### TASK BRIEF
Answer these questions from the text on online trademark filing in France below:
(a) What has the writer heard from the INPI IT helpdesk since first reporting the incident?
(b) What date appears above the heading "Online Filing Woes - get thee away Satan"?
(c) What was the subject of the writer's previous rant?

### READING TEXT
==*==
This is all well and good, but until the INPI decide to correct the problem (or can get Dictao to do so, if it is their responsibility), then for the moment, it looks like online filing of trademark applications in France is going to be out of the question for many of us who prefer to use alternative operating systems.
It is noteworthy that since I first reported the incident and followed up with e-mails containing the results of my testing, I've heard nary a peep from the INPI IT helpdesk. Embarassment, confusion or just plain ignorance (close our eyes and the problem will go away) ?


Wednesday, May 05, 2010

Online Filing Woes - get thee away Satan

It seems that life is full of little setbacks at the moment, what with my previous rant on French PTO fax machines and now my latest encounter with the French trademark filing authorities. Being of moderately good cheer despite the wintry weather, I thought I'd cock a snoop at the snow falling outstide my office today and attempt to file a trademark online via the INPI's spankingly refurbished website (which is an ultimately very frustrating experience, but more of that later).
==*==
### RECORD EXCERPTS
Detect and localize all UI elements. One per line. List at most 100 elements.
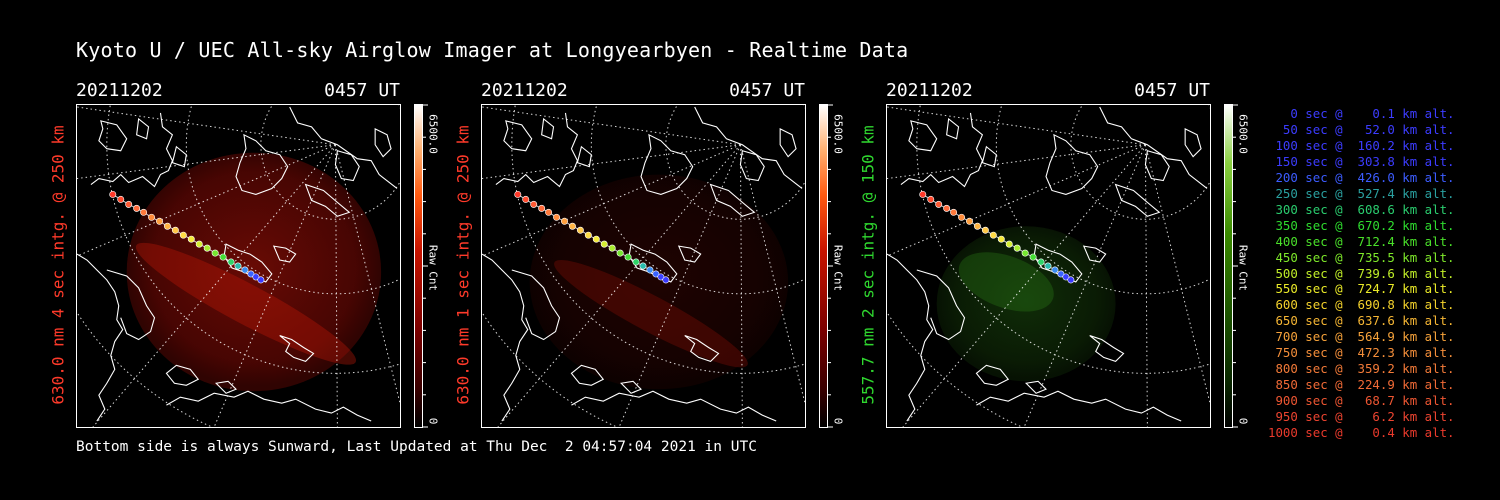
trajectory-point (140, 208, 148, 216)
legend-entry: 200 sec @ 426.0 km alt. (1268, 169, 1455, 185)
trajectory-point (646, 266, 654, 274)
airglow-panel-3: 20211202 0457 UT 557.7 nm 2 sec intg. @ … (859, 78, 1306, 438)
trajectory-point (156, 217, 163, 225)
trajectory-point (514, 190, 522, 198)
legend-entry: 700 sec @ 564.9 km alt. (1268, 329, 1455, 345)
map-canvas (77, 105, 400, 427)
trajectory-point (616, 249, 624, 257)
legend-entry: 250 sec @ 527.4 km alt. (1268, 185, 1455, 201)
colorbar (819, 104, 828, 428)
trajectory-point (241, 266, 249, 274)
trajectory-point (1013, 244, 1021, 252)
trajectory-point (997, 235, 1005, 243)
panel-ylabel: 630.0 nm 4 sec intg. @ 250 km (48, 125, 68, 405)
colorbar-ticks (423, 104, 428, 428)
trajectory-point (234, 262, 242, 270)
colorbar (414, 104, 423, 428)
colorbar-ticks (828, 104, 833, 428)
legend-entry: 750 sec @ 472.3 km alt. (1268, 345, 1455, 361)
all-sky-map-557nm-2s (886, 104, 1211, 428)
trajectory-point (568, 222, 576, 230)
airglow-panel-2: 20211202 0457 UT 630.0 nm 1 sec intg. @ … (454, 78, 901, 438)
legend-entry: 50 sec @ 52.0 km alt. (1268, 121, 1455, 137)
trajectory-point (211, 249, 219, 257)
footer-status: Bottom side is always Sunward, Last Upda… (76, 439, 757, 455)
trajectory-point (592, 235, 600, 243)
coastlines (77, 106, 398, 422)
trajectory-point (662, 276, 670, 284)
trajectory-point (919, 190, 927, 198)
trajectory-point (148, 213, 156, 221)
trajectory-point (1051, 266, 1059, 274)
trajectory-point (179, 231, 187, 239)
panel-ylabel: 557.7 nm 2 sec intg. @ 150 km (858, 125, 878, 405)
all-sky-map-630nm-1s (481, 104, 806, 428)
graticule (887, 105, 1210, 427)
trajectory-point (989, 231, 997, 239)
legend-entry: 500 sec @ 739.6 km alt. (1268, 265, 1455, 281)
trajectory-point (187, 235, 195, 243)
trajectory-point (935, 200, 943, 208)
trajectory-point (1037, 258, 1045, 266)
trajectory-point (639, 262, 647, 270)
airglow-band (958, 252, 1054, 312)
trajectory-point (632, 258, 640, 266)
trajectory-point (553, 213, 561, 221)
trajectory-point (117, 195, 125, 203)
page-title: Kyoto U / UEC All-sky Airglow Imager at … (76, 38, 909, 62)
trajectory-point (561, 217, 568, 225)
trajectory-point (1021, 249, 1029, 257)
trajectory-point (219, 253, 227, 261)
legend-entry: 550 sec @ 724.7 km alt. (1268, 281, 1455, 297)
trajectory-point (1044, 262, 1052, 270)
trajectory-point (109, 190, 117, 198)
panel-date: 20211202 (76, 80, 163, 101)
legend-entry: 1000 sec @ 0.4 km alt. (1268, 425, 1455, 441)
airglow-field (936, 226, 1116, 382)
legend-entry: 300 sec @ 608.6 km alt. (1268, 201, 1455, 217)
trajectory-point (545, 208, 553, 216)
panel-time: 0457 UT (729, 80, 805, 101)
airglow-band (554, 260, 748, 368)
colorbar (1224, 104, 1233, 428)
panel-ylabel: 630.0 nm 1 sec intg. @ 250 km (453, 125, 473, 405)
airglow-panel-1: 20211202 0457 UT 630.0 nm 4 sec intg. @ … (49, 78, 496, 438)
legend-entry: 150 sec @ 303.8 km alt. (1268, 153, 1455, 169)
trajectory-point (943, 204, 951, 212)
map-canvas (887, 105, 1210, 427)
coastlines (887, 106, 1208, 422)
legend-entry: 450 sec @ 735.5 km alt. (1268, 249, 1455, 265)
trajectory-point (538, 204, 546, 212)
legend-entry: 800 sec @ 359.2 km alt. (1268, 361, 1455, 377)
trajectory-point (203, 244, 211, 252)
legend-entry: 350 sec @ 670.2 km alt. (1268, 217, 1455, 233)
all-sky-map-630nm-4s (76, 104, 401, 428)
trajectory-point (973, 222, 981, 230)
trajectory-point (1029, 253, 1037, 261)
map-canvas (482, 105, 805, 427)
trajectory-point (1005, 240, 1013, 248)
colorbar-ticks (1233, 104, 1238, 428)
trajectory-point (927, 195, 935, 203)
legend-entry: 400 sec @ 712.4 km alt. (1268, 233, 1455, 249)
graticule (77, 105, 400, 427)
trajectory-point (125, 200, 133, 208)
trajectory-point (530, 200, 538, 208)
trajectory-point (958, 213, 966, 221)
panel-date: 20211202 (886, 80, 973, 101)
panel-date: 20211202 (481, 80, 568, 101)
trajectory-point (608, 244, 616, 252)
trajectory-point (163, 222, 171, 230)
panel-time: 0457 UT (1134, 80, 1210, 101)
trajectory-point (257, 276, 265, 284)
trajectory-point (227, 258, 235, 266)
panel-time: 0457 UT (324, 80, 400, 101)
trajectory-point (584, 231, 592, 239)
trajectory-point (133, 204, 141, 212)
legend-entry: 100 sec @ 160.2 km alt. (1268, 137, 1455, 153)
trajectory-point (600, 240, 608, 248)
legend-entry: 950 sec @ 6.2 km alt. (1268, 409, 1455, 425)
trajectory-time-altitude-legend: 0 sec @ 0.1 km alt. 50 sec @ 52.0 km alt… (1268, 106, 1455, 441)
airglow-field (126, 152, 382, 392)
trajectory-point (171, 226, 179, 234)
==*==
### RESULT
(a) Nothing; the writer has heard "nary a peep" from them.
(b) Wednesday, May 05, 2010.
(c) French PTO fax machines.